In the data below, find every line with the string "name" and pull it out.
────────────────
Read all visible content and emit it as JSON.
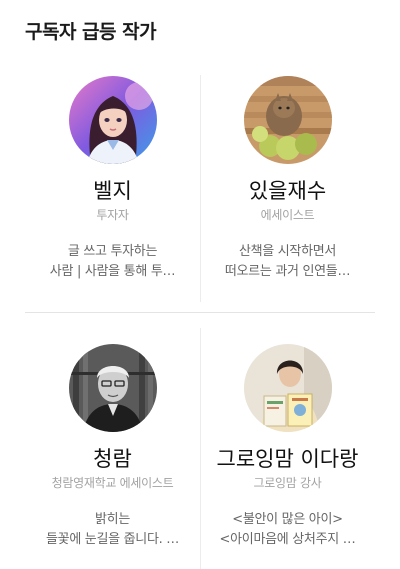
{
  "section": {
    "title": "구독자 급등 작가"
  },
  "writers": [
    {
      "name": "벨지",
      "job": "투자자",
      "desc_line1": "글 쓰고 투자하는",
      "desc_line2": "사람 | 사람을 통해 투…"
    },
    {
      "name": "있을재수",
      "job": "에세이스트",
      "desc_line1": "산책을 시작하면서",
      "desc_line2": "떠오르는 과거 인연들…"
    },
    {
      "name": "청람",
      "job": "청람영재학교 에세이스트",
      "desc_line1": "밝히는",
      "desc_line2": "들꽃에 눈길을 줍니다. …"
    },
    {
      "name": "그로잉맘 이다랑",
      "job": "그로잉맘 강사",
      "desc_line1": "<불안이 많은 아이>",
      "desc_line2": "<아이마음에 상처주지 …"
    }
  ]
}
────────────────
= The result =
      "name": "벨지",
      "name": "있을재수",
      "name": "청람",
      "name": "그로잉맘 이다랑",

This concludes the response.